[BEGIN Data provided]
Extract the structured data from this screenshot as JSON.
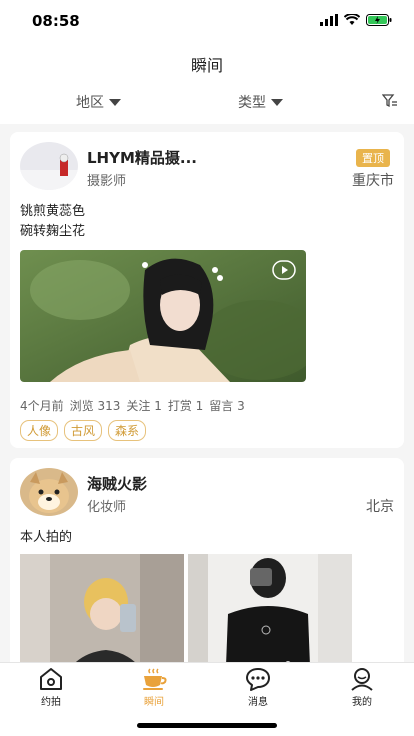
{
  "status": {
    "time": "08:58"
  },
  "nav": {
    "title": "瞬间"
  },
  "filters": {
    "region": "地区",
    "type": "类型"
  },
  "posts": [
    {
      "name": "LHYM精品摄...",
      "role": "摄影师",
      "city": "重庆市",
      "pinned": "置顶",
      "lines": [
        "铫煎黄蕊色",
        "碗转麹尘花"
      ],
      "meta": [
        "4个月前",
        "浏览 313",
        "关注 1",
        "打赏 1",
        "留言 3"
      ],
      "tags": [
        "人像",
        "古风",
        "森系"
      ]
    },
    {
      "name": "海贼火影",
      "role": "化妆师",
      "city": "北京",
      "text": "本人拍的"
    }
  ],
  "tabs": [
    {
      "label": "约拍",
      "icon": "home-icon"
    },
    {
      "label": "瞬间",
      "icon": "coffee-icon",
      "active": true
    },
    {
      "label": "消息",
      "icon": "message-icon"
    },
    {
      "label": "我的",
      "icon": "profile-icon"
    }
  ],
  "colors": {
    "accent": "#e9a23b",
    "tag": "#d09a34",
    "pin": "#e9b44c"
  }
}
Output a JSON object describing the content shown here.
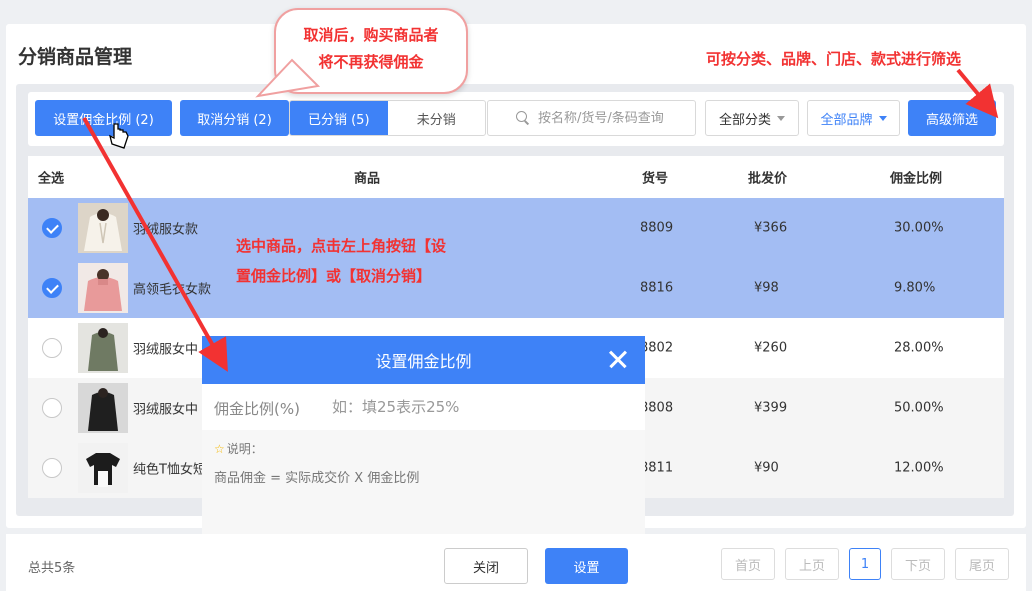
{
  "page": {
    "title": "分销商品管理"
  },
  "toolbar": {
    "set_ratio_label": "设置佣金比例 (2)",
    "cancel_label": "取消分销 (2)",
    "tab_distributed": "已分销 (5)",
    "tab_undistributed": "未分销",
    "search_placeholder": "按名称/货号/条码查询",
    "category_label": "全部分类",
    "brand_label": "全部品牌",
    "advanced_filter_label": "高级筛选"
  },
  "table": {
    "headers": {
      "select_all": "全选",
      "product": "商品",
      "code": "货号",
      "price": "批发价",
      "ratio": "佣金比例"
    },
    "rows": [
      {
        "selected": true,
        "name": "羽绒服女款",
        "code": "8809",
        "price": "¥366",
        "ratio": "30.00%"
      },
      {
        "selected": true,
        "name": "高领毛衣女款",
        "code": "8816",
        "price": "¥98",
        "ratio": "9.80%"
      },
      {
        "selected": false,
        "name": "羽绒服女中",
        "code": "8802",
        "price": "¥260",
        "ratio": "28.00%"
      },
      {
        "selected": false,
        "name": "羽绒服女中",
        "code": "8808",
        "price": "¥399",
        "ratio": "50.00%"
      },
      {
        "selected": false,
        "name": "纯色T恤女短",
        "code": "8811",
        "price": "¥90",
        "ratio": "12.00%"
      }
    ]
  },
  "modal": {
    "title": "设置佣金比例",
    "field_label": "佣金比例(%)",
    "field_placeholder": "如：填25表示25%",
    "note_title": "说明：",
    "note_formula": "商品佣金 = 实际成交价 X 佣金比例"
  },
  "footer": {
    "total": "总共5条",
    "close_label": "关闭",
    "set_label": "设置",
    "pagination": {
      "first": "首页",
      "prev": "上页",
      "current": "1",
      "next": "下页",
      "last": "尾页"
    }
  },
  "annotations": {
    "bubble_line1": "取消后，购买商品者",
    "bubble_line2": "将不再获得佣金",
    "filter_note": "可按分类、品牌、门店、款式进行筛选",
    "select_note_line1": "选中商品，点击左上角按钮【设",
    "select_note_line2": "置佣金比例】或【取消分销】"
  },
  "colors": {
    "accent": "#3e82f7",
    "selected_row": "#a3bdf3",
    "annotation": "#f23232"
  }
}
[END Data provided]
[BEGIN Data provided]
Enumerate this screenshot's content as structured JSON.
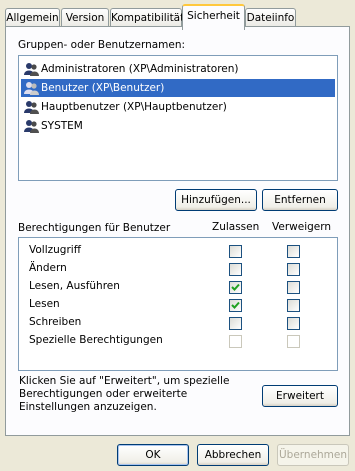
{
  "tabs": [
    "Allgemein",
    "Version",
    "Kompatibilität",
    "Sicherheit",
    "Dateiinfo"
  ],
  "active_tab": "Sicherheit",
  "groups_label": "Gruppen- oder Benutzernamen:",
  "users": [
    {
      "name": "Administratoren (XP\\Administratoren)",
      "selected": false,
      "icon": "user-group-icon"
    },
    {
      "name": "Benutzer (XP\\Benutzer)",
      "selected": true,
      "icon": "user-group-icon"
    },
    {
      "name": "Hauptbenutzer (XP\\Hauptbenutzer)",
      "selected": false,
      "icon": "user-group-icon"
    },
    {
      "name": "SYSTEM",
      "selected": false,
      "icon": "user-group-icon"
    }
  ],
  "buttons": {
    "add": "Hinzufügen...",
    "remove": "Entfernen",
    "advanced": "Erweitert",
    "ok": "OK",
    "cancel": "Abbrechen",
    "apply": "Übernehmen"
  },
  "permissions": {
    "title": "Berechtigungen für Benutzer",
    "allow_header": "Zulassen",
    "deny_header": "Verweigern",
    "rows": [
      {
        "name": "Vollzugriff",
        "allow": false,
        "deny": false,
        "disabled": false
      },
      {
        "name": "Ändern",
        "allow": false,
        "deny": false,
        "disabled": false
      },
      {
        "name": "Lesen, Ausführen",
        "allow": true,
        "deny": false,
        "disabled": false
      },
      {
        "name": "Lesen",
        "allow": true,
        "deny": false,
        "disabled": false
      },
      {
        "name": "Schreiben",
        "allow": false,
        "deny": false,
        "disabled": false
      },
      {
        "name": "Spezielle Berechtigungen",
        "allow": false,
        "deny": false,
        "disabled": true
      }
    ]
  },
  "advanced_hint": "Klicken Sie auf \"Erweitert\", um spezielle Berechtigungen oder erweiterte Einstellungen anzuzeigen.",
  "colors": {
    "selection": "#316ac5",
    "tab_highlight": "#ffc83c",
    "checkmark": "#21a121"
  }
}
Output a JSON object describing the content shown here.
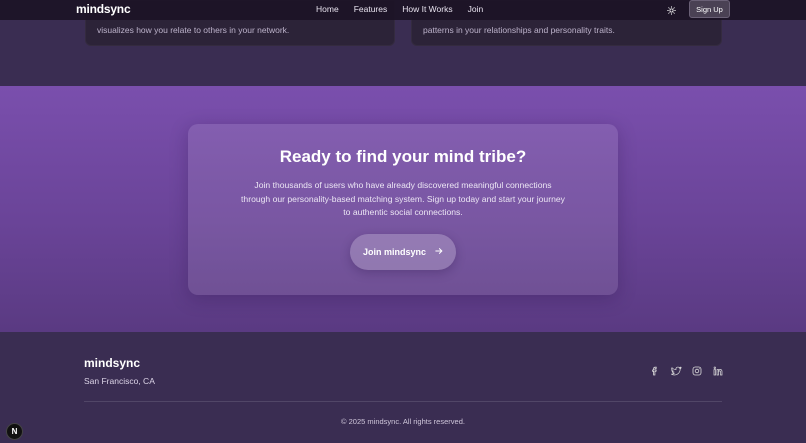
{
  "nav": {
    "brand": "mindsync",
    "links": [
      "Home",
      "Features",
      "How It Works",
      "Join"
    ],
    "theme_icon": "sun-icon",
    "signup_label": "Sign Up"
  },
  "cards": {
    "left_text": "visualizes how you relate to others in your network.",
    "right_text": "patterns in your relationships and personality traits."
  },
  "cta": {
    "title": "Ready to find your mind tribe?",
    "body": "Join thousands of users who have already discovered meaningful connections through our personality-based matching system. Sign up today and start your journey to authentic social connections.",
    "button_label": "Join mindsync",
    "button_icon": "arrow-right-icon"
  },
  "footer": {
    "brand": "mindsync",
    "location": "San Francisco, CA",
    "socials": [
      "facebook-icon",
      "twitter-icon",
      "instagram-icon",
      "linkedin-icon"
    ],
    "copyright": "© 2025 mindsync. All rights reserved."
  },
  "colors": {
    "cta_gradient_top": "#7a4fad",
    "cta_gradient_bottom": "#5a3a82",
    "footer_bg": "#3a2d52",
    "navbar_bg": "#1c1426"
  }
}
[END Data provided]
* **Problem details**:
In the lines above, find each one with "取消分销" and list it.

* **Reply**:
    "cancel_label": "取消分销 (2)",
    "select_note_line2": "置佣金比例】或【取消分销】"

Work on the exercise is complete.